## TASK STATEMENT
Collect each line containing "Spot".

## ENTRIES

◆ ◆ ◆ ◆

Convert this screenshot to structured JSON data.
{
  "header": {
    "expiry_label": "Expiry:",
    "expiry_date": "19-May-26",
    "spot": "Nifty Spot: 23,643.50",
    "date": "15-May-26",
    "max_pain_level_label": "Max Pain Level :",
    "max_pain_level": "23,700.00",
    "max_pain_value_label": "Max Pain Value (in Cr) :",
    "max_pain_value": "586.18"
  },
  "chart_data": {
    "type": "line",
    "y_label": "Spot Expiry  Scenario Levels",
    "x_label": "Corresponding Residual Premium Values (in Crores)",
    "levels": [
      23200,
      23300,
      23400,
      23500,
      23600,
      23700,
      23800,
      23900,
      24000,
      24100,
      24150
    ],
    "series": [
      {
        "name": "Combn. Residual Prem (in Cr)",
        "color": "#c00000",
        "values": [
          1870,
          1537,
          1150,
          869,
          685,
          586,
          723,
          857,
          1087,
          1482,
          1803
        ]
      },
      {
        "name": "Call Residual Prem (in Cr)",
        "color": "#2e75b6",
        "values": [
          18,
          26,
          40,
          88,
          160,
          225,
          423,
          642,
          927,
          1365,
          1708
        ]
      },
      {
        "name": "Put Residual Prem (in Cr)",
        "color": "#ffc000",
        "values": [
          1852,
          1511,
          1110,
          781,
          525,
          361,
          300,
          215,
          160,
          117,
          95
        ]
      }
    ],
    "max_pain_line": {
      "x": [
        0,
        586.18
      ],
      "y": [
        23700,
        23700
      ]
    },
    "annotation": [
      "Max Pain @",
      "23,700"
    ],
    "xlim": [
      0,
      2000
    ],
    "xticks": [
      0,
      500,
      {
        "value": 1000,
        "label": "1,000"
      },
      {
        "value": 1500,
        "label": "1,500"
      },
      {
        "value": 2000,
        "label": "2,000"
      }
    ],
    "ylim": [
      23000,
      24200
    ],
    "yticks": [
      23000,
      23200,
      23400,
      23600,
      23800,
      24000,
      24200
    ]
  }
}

◆ ◆ ◆ ◆

## SOLUTION TO THE EXERCISE
    "spot": "Nifty Spot: 23,643.50",
    "y_label": "Spot Expiry  Scenario Levels",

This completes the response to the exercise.